▶ [Dataset entries]
## Begin

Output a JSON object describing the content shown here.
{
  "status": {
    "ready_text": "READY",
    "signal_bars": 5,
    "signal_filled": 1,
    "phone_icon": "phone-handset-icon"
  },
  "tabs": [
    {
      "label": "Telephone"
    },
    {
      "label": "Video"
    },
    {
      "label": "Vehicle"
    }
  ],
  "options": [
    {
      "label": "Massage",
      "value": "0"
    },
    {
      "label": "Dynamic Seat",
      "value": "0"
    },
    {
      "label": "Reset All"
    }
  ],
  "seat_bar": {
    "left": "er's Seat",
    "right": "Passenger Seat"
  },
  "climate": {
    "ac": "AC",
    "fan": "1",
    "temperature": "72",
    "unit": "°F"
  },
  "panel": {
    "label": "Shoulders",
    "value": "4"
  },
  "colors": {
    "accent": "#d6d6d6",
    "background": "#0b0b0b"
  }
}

## End

▶ [Requirements] Using the material above, print every entry exactly as written.

▶ [Completed exercise]
Output a JSON object describing the content shown here.
{
  "status": {
    "ready_text": "READY",
    "signal_bars": 5,
    "signal_filled": 1,
    "phone_icon": "phone-handset-icon"
  },
  "tabs": [
    {
      "label": "Telephone"
    },
    {
      "label": "Video"
    },
    {
      "label": "Vehicle"
    }
  ],
  "options": [
    {
      "label": "Massage",
      "value": "0"
    },
    {
      "label": "Dynamic Seat",
      "value": "0"
    },
    {
      "label": "Reset All"
    }
  ],
  "seat_bar": {
    "left": "er's Seat",
    "right": "Passenger Seat"
  },
  "climate": {
    "ac": "AC",
    "fan": "1",
    "temperature": "72",
    "unit": "°F"
  },
  "panel": {
    "label": "Shoulders",
    "value": "4"
  },
  "colors": {
    "accent": "#d6d6d6",
    "background": "#0b0b0b"
  }
}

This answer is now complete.